Stated exercise – Restate the full set of records exactly, without adding or dropping a word.

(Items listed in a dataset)
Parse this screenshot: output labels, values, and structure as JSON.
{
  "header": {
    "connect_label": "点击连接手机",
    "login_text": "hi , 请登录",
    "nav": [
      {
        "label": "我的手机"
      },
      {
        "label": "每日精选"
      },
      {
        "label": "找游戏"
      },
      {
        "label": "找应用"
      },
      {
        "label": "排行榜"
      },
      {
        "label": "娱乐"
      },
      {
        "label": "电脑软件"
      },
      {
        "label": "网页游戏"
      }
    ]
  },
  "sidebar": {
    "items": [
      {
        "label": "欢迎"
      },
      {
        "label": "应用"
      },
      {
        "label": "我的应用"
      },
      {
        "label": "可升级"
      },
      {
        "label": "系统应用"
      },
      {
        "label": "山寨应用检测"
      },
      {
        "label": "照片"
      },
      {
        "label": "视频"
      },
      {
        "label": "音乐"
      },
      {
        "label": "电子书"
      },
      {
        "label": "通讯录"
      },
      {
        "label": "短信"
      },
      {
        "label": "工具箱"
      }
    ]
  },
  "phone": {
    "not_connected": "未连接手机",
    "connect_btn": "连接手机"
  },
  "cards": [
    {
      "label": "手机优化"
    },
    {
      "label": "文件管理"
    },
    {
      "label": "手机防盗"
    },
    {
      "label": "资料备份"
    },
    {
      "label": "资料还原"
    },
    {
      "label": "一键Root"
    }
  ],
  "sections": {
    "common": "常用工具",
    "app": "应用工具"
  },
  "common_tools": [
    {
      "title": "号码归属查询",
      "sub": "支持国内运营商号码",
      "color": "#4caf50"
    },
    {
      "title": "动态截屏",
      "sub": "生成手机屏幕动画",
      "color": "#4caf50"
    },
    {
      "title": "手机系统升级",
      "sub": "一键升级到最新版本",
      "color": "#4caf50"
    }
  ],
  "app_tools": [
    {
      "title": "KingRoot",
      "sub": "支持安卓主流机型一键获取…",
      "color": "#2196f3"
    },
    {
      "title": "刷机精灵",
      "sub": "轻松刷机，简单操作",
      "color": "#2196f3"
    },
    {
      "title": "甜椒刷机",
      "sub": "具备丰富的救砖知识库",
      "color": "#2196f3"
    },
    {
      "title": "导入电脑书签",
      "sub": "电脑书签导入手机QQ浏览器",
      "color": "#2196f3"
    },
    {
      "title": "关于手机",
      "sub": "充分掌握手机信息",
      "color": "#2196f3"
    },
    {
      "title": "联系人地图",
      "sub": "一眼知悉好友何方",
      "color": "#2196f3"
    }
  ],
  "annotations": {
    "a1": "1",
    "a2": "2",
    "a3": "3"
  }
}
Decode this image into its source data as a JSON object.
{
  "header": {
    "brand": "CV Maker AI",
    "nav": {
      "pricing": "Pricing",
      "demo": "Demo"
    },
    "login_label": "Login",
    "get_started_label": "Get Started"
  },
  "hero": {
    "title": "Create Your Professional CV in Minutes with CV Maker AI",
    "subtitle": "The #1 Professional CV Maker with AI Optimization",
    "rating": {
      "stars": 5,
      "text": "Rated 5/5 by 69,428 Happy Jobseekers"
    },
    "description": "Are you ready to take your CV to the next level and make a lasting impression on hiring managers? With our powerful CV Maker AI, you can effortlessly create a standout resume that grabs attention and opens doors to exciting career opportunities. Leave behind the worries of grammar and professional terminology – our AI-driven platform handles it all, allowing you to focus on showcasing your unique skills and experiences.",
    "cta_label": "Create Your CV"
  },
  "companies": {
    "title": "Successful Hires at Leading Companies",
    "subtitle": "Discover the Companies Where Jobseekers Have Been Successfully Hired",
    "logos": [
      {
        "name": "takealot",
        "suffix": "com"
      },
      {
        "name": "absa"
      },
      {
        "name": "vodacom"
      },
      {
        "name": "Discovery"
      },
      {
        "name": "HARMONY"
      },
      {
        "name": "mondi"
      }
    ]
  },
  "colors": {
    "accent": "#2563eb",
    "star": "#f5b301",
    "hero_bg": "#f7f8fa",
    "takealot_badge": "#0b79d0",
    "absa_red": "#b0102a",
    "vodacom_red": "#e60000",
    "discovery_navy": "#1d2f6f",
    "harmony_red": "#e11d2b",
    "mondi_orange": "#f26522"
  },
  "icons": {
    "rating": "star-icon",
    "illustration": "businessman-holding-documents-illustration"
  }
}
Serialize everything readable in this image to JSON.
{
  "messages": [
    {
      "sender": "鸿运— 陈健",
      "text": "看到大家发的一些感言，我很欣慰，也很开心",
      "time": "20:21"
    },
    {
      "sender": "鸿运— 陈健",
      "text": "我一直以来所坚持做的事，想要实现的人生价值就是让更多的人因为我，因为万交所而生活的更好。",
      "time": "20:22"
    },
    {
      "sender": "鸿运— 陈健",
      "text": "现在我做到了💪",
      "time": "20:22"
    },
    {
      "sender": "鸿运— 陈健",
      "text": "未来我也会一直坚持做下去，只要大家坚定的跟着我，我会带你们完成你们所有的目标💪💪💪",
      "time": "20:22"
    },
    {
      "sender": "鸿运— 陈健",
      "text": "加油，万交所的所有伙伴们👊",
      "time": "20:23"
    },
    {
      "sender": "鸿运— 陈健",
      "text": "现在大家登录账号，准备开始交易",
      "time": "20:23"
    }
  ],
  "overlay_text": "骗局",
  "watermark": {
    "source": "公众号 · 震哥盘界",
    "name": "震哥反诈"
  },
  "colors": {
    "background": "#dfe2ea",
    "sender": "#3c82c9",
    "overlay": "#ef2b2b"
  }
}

Solution to this exercise –
Parse this screenshot: output labels, values, and structure as JSON.
{
  "header": {
    "connect_label": "点击连接手机",
    "login_text": "hi , 请登录",
    "nav": [
      {
        "label": "我的手机"
      },
      {
        "label": "每日精选"
      },
      {
        "label": "找游戏"
      },
      {
        "label": "找应用"
      },
      {
        "label": "排行榜"
      },
      {
        "label": "娱乐"
      },
      {
        "label": "电脑软件"
      },
      {
        "label": "网页游戏"
      }
    ]
  },
  "sidebar": {
    "items": [
      {
        "label": "欢迎"
      },
      {
        "label": "应用"
      },
      {
        "label": "我的应用"
      },
      {
        "label": "可升级"
      },
      {
        "label": "系统应用"
      },
      {
        "label": "山寨应用检测"
      },
      {
        "label": "照片"
      },
      {
        "label": "视频"
      },
      {
        "label": "音乐"
      },
      {
        "label": "电子书"
      },
      {
        "label": "通讯录"
      },
      {
        "label": "短信"
      },
      {
        "label": "工具箱"
      }
    ]
  },
  "phone": {
    "not_connected": "未连接手机",
    "connect_btn": "连接手机"
  },
  "cards": [
    {
      "label": "手机优化"
    },
    {
      "label": "文件管理"
    },
    {
      "label": "手机防盗"
    },
    {
      "label": "资料备份"
    },
    {
      "label": "资料还原"
    },
    {
      "label": "一键Root"
    }
  ],
  "sections": {
    "common": "常用工具",
    "app": "应用工具"
  },
  "common_tools": [
    {
      "title": "号码归属查询",
      "sub": "支持国内运营商号码",
      "color": "#4caf50"
    },
    {
      "title": "动态截屏",
      "sub": "生成手机屏幕动画",
      "color": "#4caf50"
    },
    {
      "title": "手机系统升级",
      "sub": "一键升级到最新版本",
      "color": "#4caf50"
    }
  ],
  "app_tools": [
    {
      "title": "KingRoot",
      "sub": "支持安卓主流机型一键获取…",
      "color": "#2196f3"
    },
    {
      "title": "刷机精灵",
      "sub": "轻松刷机，简单操作",
      "color": "#2196f3"
    },
    {
      "title": "甜椒刷机",
      "sub": "具备丰富的救砖知识库",
      "color": "#2196f3"
    },
    {
      "title": "导入电脑书签",
      "sub": "电脑书签导入手机QQ浏览器",
      "color": "#2196f3"
    },
    {
      "title": "关于手机",
      "sub": "充分掌握手机信息",
      "color": "#2196f3"
    },
    {
      "title": "联系人地图",
      "sub": "一眼知悉好友何方",
      "color": "#2196f3"
    }
  ],
  "annotations": {
    "a1": "1",
    "a2": "2",
    "a3": "3"
  }
}
Decode this image into its source data as a JSON object.
{
  "header": {
    "brand": "CV Maker AI",
    "nav": {
      "pricing": "Pricing",
      "demo": "Demo"
    },
    "login_label": "Login",
    "get_started_label": "Get Started"
  },
  "hero": {
    "title": "Create Your Professional CV in Minutes with CV Maker AI",
    "subtitle": "The #1 Professional CV Maker with AI Optimization",
    "rating": {
      "stars": 5,
      "text": "Rated 5/5 by 69,428 Happy Jobseekers"
    },
    "description": "Are you ready to take your CV to the next level and make a lasting impression on hiring managers? With our powerful CV Maker AI, you can effortlessly create a standout resume that grabs attention and opens doors to exciting career opportunities. Leave behind the worries of grammar and professional terminology – our AI-driven platform handles it all, allowing you to focus on showcasing your unique skills and experiences.",
    "cta_label": "Create Your CV"
  },
  "companies": {
    "title": "Successful Hires at Leading Companies",
    "subtitle": "Discover the Companies Where Jobseekers Have Been Successfully Hired",
    "logos": [
      {
        "name": "takealot",
        "suffix": "com"
      },
      {
        "name": "absa"
      },
      {
        "name": "vodacom"
      },
      {
        "name": "Discovery"
      },
      {
        "name": "HARMONY"
      },
      {
        "name": "mondi"
      }
    ]
  },
  "colors": {
    "accent": "#2563eb",
    "star": "#f5b301",
    "hero_bg": "#f7f8fa",
    "takealot_badge": "#0b79d0",
    "absa_red": "#b0102a",
    "vodacom_red": "#e60000",
    "discovery_navy": "#1d2f6f",
    "harmony_red": "#e11d2b",
    "mondi_orange": "#f26522"
  },
  "icons": {
    "rating": "star-icon",
    "illustration": "businessman-holding-documents-illustration"
  }
}
Serialize everything readable in this image to JSON.
{
  "messages": [
    {
      "sender": "鸿运— 陈健",
      "text": "看到大家发的一些感言，我很欣慰，也很开心",
      "time": "20:21"
    },
    {
      "sender": "鸿运— 陈健",
      "text": "我一直以来所坚持做的事，想要实现的人生价值就是让更多的人因为我，因为万交所而生活的更好。",
      "time": "20:22"
    },
    {
      "sender": "鸿运— 陈健",
      "text": "现在我做到了💪",
      "time": "20:22"
    },
    {
      "sender": "鸿运— 陈健",
      "text": "未来我也会一直坚持做下去，只要大家坚定的跟着我，我会带你们完成你们所有的目标💪💪💪",
      "time": "20:22"
    },
    {
      "sender": "鸿运— 陈健",
      "text": "加油，万交所的所有伙伴们👊",
      "time": "20:23"
    },
    {
      "sender": "鸿运— 陈健",
      "text": "现在大家登录账号，准备开始交易",
      "time": "20:23"
    }
  ],
  "overlay_text": "骗局",
  "watermark": {
    "source": "公众号 · 震哥盘界",
    "name": "震哥反诈"
  },
  "colors": {
    "background": "#dfe2ea",
    "sender": "#3c82c9",
    "overlay": "#ef2b2b"
  }
}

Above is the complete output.